#### Exercise aim
Word for word, give the material below again, minus any images.

#### Source material
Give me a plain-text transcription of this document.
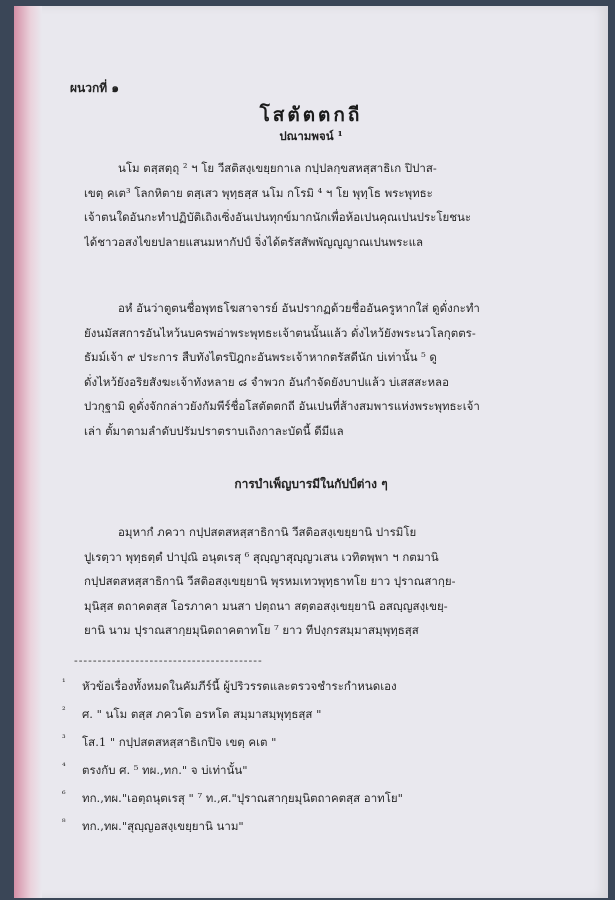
ผนวกที่ ๑
โสตัตตกถี
ปณามพจน์ ¹
นโม ตสฺสตฺถุ ² ฯ โย วีสติสงฺเขยฺยกาเล กปฺปลกฺขสหสฺสาธิเก ปิปาส-
เขตฺ คเต³ โลกหิตาย ตสฺเสว พุทฺธสฺส นโม กโรมิ ⁴ ฯ โย พุทฺโธ พระพุทธะ
เจ้าตนใดอันกะทำปฏิบัติเถิงเซิ่งอันเปนทุกข์มากนักเพื่อห้อเปนคุณเปนประโยชนะ
ได้ชาวอสงไขยปลายแสนมหากัปป์ จิ่งได้ตรัสสัพพัญญูญาณเปนพระแล
อหํ อันว่าตูตนชื่อพุทธโฆสาจารย์ อันปรากฏด้วยชื่ออันครูหากใส่ ดูดั่งกะทำ
ยังนมัสสการอันไหว้นบครพอ่าพระพุทธะเจ้าตนนั้นแล้ว ดั่งไหว้ยังพระนวโลกุตตร-
ธัมม์เจ้า ๙ ประการ สืบทังไตรปิฎกะอันพระเจ้าหากตรัสดีนัก บ่เท่านั้น ⁵ ดู
ดั่งไหว้ยังอริยสังฆะเจ้าทังหลาย ๘ จำพวก อันกำจัดยังบาปแล้ว บ่เสสสะหลอ
ปวกุฐามิ ดูดั่งจักกล่าวยังกัมพีร์ชื่อโสตัตตกถี อันเปนที่ส้างสมพารแห่งพระพุทธะเจ้า
เล่า ตั้มาตามลำดับปรัมปราตราบเถิงกาละบัดนี้ ดีมีแล
การบำเพ็ญบารมีในกัปป์ต่าง ๆ
อมุหากํ ภควา กปฺปสตสหสฺสาธิกานิ วีสติอสงฺเขยฺยานิ ปารมิโย
ปูเรตฺวา พุทฺธตฺตํ ปาปุณิ อนุตเรสุ ⁶ สุญฺญาสุญฺญวเสน เวทิตพฺพา ฯ กตมานิ
กปฺปสตสหสฺสาธิกานิ วีสติอสงฺเขยฺยานิ พุรหมเทวพุทฺธาทโย ยาว ปุราณสากฺย-
มุนิสฺส ตถาคตสฺส โอรภาคา มนสา ปตฺถนา สตฺตอสงฺเขยฺยานิ อสญฺญสงฺเขยฺ-
ยานิ นาม ปุราณสากฺยมุนิตถาคตาทโย ⁷ ยาว ทีปงฺกรสมฺมาสมฺพุทฺธสฺส
----------------------------------------
¹ หัวข้อเรื่องทั้งหมดในคัมภีร์นี้ ผู้ปริวรรตและตรวจชำระกำหนดเอง
² ศ. " นโม ตสฺส ภควโต อรหโต สมฺมาสมฺพุทฺธสฺส "
³ โส.1 " กปฺปสตสหสฺสาธิเกปิจ เขตฺ คเต "
⁴ ตรงกับ ศ. ⁵ ทผ.,ทก." จ บ่เท่านั้น"
⁶ ทก.,ทผ."เอตฺถนุตเรสุ " ⁷ ท.,ศ."ปุราณสากฺยมุนิตถาคตสฺส อาทโย"
⁸ ทก.,ทผ."สุญฺญอสงฺเขยฺยานิ นาม"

#### Solved problem
Give me a plain-text transcription of this document.
ผนวกที่ ๑
โสตัตตกถี
ปณามพจน์ ¹
นโม ตสฺสตฺถุ ² ฯ โย วีสติสงฺเขยฺยกาเล กปฺปลกฺขสหสฺสาธิเก ปิปาส-
เขตฺ คเต³ โลกหิตาย ตสฺเสว พุทฺธสฺส นโม กโรมิ ⁴ ฯ โย พุทฺโธ พระพุทธะ
เจ้าตนใดอันกะทำปฏิบัติเถิงเซิ่งอันเปนทุกข์มากนักเพื่อห้อเปนคุณเปนประโยชนะ
ได้ชาวอสงไขยปลายแสนมหากัปป์ จิ่งได้ตรัสสัพพัญญูญาณเปนพระแล
อหํ อันว่าตูตนชื่อพุทธโฆสาจารย์ อันปรากฏด้วยชื่ออันครูหากใส่ ดูดั่งกะทำ
ยังนมัสสการอันไหว้นบครพอ่าพระพุทธะเจ้าตนนั้นแล้ว ดั่งไหว้ยังพระนวโลกุตตร-
ธัมม์เจ้า ๙ ประการ สืบทังไตรปิฎกะอันพระเจ้าหากตรัสดีนัก บ่เท่านั้น ⁵ ดู
ดั่งไหว้ยังอริยสังฆะเจ้าทังหลาย ๘ จำพวก อันกำจัดยังบาปแล้ว บ่เสสสะหลอ
ปวกุฐามิ ดูดั่งจักกล่าวยังกัมพีร์ชื่อโสตัตตกถี อันเปนที่ส้างสมพารแห่งพระพุทธะเจ้า
เล่า ตั้มาตามลำดับปรัมปราตราบเถิงกาละบัดนี้ ดีมีแล
การบำเพ็ญบารมีในกัปป์ต่าง ๆ
อมุหากํ ภควา กปฺปสตสหสฺสาธิกานิ วีสติอสงฺเขยฺยานิ ปารมิโย
ปูเรตฺวา พุทฺธตฺตํ ปาปุณิ อนุตเรสุ ⁶ สุญฺญาสุญฺญวเสน เวทิตพฺพา ฯ กตมานิ
กปฺปสตสหสฺสาธิกานิ วีสติอสงฺเขยฺยานิ พุรหมเทวพุทฺธาทโย ยาว ปุราณสากฺย-
มุนิสฺส ตถาคตสฺส โอรภาคา มนสา ปตฺถนา สตฺตอสงฺเขยฺยานิ อสญฺญสงฺเขยฺ-
ยานิ นาม ปุราณสากฺยมุนิตถาคตาทโย ⁷ ยาว ทีปงฺกรสมฺมาสมฺพุทฺธสฺส
----------------------------------------
¹ หัวข้อเรื่องทั้งหมดในคัมภีร์นี้ ผู้ปริวรรตและตรวจชำระกำหนดเอง
² ศ. " นโม ตสฺส ภควโต อรหโต สมฺมาสมฺพุทฺธสฺส "
³ โส.1 " กปฺปสตสหสฺสาธิเกปิจ เขตฺ คเต "
⁴ ตรงกับ ศ. ⁵ ทผ.,ทก." จ บ่เท่านั้น"
⁶ ทก.,ทผ."เอตฺถนุตเรสุ " ⁷ ท.,ศ."ปุราณสากฺยมุนิตถาคตสฺส อาทโย"
⁸ ทก.,ทผ."สุญฺญอสงฺเขยฺยานิ นาม"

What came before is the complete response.